--- BEGIN DATA IN THIS EXERCISE ---

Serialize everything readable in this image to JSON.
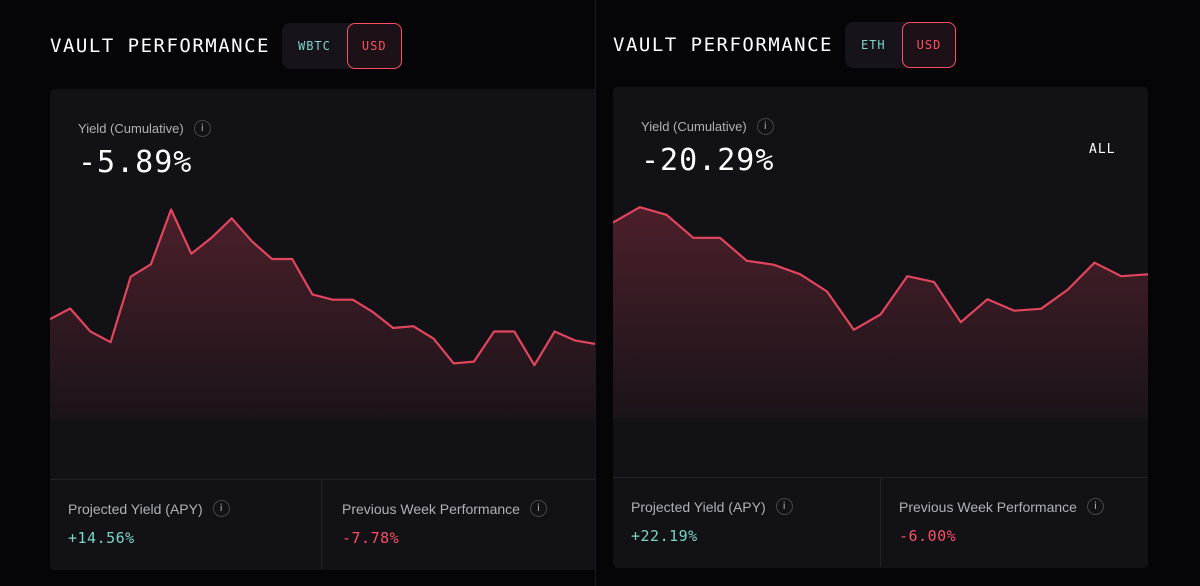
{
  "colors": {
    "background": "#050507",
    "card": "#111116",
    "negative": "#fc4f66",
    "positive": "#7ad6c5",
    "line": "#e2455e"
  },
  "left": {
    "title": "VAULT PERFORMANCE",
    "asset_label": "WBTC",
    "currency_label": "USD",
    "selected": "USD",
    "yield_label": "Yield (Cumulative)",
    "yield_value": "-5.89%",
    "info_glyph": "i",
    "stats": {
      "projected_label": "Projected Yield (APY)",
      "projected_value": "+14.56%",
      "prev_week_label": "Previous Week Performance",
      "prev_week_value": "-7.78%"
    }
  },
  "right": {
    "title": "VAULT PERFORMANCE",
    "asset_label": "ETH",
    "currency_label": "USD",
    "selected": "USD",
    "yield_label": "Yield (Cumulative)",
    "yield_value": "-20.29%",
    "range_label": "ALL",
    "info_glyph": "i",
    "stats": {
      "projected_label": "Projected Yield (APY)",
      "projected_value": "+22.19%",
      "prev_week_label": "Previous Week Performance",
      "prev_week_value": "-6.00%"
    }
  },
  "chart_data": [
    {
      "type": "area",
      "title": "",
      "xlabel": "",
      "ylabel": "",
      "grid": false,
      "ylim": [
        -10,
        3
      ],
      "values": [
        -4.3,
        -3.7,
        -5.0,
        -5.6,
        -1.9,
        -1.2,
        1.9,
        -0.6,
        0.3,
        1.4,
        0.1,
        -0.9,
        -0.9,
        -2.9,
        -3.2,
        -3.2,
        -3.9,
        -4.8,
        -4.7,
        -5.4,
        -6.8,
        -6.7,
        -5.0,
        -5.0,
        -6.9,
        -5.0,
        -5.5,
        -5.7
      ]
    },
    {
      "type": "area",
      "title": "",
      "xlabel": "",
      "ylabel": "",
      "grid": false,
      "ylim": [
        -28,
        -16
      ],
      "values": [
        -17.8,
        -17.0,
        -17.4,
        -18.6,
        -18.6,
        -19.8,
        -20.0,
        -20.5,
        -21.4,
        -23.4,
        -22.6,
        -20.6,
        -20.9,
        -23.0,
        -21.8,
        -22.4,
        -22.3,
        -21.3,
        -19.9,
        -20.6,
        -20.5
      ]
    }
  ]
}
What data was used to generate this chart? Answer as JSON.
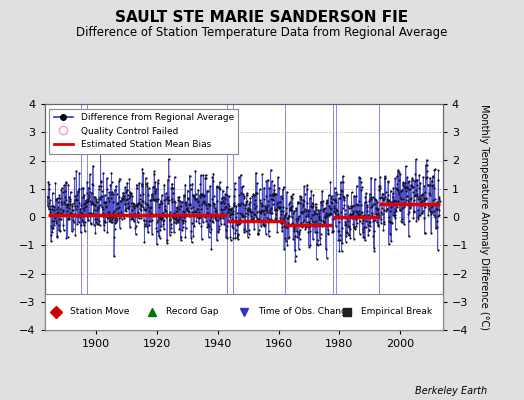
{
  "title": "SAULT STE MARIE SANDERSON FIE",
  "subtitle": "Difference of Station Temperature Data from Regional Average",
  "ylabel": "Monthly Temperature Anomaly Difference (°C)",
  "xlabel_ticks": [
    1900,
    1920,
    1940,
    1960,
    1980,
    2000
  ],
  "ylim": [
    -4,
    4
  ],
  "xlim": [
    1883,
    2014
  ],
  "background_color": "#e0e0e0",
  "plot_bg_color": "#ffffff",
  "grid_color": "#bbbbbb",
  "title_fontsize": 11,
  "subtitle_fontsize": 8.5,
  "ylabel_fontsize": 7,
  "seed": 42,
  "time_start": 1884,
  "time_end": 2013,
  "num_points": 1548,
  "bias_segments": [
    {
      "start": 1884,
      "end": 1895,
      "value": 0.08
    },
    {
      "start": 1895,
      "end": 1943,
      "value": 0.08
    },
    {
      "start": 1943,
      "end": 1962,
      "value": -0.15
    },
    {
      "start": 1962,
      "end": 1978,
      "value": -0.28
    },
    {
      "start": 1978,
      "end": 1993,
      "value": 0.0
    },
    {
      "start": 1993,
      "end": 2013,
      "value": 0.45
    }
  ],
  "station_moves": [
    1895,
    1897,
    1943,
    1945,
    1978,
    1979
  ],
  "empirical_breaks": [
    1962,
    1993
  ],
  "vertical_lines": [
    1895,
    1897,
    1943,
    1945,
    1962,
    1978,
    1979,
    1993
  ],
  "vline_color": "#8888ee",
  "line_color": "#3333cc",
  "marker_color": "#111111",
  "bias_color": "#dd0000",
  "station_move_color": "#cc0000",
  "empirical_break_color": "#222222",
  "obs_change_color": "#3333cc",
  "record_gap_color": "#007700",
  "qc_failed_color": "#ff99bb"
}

--- END DATA IN THIS EXERCISE ---

### STATED EXERCISE
Extract the full listing exactly, with the pictures left out.

### RESULT BELOW
Serialize everything readable in this image to JSON.
{
  "colors": {
    "background": "#050507",
    "card": "#111116",
    "negative": "#fc4f66",
    "positive": "#7ad6c5",
    "line": "#e2455e"
  },
  "left": {
    "title": "VAULT PERFORMANCE",
    "asset_label": "WBTC",
    "currency_label": "USD",
    "selected": "USD",
    "yield_label": "Yield (Cumulative)",
    "yield_value": "-5.89%",
    "info_glyph": "i",
    "stats": {
      "projected_label": "Projected Yield (APY)",
      "projected_value": "+14.56%",
      "prev_week_label": "Previous Week Performance",
      "prev_week_value": "-7.78%"
    }
  },
  "right": {
    "title": "VAULT PERFORMANCE",
    "asset_label": "ETH",
    "currency_label": "USD",
    "selected": "USD",
    "yield_label": "Yield (Cumulative)",
    "yield_value": "-20.29%",
    "range_label": "ALL",
    "info_glyph": "i",
    "stats": {
      "projected_label": "Projected Yield (APY)",
      "projected_value": "+22.19%",
      "prev_week_label": "Previous Week Performance",
      "prev_week_value": "-6.00%"
    }
  },
  "chart_data": [
    {
      "type": "area",
      "title": "",
      "xlabel": "",
      "ylabel": "",
      "grid": false,
      "ylim": [
        -10,
        3
      ],
      "values": [
        -4.3,
        -3.7,
        -5.0,
        -5.6,
        -1.9,
        -1.2,
        1.9,
        -0.6,
        0.3,
        1.4,
        0.1,
        -0.9,
        -0.9,
        -2.9,
        -3.2,
        -3.2,
        -3.9,
        -4.8,
        -4.7,
        -5.4,
        -6.8,
        -6.7,
        -5.0,
        -5.0,
        -6.9,
        -5.0,
        -5.5,
        -5.7
      ]
    },
    {
      "type": "area",
      "title": "",
      "xlabel": "",
      "ylabel": "",
      "grid": false,
      "ylim": [
        -28,
        -16
      ],
      "values": [
        -17.8,
        -17.0,
        -17.4,
        -18.6,
        -18.6,
        -19.8,
        -20.0,
        -20.5,
        -21.4,
        -23.4,
        -22.6,
        -20.6,
        -20.9,
        -23.0,
        -21.8,
        -22.4,
        -22.3,
        -21.3,
        -19.9,
        -20.6,
        -20.5
      ]
    }
  ]
}
What data was used to generate this chart? Answer as JSON.
{
  "title": "SAULT STE MARIE SANDERSON FIE",
  "subtitle": "Difference of Station Temperature Data from Regional Average",
  "ylabel": "Monthly Temperature Anomaly Difference (°C)",
  "xlabel_ticks": [
    1900,
    1920,
    1940,
    1960,
    1980,
    2000
  ],
  "ylim": [
    -4,
    4
  ],
  "xlim": [
    1883,
    2014
  ],
  "background_color": "#e0e0e0",
  "plot_bg_color": "#ffffff",
  "grid_color": "#bbbbbb",
  "title_fontsize": 11,
  "subtitle_fontsize": 8.5,
  "ylabel_fontsize": 7,
  "seed": 42,
  "time_start": 1884,
  "time_end": 2013,
  "num_points": 1548,
  "bias_segments": [
    {
      "start": 1884,
      "end": 1895,
      "value": 0.08
    },
    {
      "start": 1895,
      "end": 1943,
      "value": 0.08
    },
    {
      "start": 1943,
      "end": 1962,
      "value": -0.15
    },
    {
      "start": 1962,
      "end": 1978,
      "value": -0.28
    },
    {
      "start": 1978,
      "end": 1993,
      "value": 0.0
    },
    {
      "start": 1993,
      "end": 2013,
      "value": 0.45
    }
  ],
  "station_moves": [
    1895,
    1897,
    1943,
    1945,
    1978,
    1979
  ],
  "empirical_breaks": [
    1962,
    1993
  ],
  "vertical_lines": [
    1895,
    1897,
    1943,
    1945,
    1962,
    1978,
    1979,
    1993
  ],
  "vline_color": "#8888ee",
  "line_color": "#3333cc",
  "marker_color": "#111111",
  "bias_color": "#dd0000",
  "station_move_color": "#cc0000",
  "empirical_break_color": "#222222",
  "obs_change_color": "#3333cc",
  "record_gap_color": "#007700",
  "qc_failed_color": "#ff99bb"
}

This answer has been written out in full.